Starting with the line that contains "What's the underlying", copy every line through the end of the data below, exactly and with nothing added.

╔══

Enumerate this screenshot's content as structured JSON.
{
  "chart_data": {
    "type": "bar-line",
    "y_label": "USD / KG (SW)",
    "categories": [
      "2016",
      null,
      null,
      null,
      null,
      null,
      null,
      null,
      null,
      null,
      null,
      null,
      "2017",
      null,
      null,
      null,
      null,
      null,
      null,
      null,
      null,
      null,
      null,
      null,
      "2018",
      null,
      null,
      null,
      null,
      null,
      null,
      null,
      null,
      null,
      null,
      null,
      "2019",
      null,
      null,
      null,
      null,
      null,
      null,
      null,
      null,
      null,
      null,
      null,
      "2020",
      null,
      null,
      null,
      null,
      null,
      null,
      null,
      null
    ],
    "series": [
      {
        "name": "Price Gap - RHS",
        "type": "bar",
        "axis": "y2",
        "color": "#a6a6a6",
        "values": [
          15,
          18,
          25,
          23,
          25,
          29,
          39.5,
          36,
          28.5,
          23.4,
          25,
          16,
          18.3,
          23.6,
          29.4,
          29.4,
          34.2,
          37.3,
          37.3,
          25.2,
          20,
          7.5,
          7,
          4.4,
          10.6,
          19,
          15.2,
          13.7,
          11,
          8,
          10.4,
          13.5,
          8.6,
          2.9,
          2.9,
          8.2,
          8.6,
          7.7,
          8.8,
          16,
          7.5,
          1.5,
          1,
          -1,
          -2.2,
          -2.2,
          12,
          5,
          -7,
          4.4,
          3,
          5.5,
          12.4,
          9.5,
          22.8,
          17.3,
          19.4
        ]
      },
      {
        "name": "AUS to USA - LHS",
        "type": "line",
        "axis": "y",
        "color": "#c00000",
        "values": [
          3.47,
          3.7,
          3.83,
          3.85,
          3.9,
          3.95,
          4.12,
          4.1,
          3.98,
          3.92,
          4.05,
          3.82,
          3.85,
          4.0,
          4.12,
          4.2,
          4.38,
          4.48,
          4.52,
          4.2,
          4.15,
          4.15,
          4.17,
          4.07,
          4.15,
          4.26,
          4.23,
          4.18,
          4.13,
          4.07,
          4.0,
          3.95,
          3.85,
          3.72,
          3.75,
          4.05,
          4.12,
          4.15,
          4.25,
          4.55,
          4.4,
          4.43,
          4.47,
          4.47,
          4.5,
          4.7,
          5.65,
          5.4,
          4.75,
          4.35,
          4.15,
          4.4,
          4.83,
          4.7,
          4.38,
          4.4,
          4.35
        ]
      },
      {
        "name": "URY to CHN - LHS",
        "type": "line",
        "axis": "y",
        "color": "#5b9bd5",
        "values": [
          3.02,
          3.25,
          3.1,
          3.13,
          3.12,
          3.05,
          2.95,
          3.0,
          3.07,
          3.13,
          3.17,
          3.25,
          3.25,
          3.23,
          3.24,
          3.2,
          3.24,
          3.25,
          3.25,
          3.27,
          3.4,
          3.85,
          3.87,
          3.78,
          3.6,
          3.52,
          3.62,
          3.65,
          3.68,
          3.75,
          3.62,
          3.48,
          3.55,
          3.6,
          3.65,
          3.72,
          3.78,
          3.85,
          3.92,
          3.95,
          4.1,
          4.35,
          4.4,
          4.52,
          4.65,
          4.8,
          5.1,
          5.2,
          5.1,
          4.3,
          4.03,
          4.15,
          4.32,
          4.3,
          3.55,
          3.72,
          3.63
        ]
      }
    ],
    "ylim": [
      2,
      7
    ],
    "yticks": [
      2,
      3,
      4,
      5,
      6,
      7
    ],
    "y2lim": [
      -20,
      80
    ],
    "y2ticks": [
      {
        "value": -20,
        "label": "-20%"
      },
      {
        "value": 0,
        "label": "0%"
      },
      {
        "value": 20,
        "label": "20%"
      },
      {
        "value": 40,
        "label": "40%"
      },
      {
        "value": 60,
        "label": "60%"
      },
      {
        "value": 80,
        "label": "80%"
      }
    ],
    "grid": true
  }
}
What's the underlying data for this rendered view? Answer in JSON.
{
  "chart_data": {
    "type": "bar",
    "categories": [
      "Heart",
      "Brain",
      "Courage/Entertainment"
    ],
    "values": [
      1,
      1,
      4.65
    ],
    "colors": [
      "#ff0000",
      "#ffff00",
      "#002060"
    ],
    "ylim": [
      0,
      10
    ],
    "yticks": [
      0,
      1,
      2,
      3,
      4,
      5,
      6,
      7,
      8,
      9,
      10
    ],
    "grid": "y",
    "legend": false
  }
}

╚══

§ CORRECT RESULT:
What's the underlying data for this rendered view? Answer in JSON.
{
  "chart_data": {
    "type": "bar",
    "categories": [
      "Heart",
      "Brain",
      "Courage/Entertainment"
    ],
    "values": [
      1,
      1,
      4.65
    ],
    "colors": [
      "#ff0000",
      "#ffff00",
      "#002060"
    ],
    "ylim": [
      0,
      10
    ],
    "yticks": [
      0,
      1,
      2,
      3,
      4,
      5,
      6,
      7,
      8,
      9,
      10
    ],
    "grid": "y",
    "legend": false
  }
}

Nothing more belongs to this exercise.